— start of Provided material —

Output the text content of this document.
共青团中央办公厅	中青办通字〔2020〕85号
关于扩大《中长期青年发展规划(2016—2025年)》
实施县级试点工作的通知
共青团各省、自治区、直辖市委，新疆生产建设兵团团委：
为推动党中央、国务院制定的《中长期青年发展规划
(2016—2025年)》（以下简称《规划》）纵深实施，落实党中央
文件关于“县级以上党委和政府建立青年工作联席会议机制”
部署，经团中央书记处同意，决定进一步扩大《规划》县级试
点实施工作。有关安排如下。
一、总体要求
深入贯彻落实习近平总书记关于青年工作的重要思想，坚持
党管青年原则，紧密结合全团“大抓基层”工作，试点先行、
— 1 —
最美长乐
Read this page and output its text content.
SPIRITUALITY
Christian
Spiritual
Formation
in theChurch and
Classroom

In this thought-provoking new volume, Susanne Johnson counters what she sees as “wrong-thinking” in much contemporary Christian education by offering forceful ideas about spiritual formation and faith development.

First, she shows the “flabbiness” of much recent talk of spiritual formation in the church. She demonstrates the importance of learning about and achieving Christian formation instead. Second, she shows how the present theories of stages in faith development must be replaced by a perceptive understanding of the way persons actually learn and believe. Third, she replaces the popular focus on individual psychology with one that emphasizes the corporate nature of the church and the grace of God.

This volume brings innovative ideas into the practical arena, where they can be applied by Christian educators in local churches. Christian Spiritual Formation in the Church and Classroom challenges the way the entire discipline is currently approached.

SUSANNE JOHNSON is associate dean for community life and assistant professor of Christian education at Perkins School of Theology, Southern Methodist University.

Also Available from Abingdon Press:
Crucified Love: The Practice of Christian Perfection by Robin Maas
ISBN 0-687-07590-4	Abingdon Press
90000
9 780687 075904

— end of Provided material —

## Task directions:
Identify every line where the string "ideas" appears.

## Answer for the task:
In this thought-provoking new volume, Susanne Johnson counters what she sees as “wrong-thinking” in much contemporary Christian education by offering forceful ideas about spiritual formation and faith development.
This volume brings innovative ideas into the practical arena, where they can be applied by Christian educators in local churches. Christian Spiritual Formation in the Church and Classroom challenges the way the entire discipline is currently approached.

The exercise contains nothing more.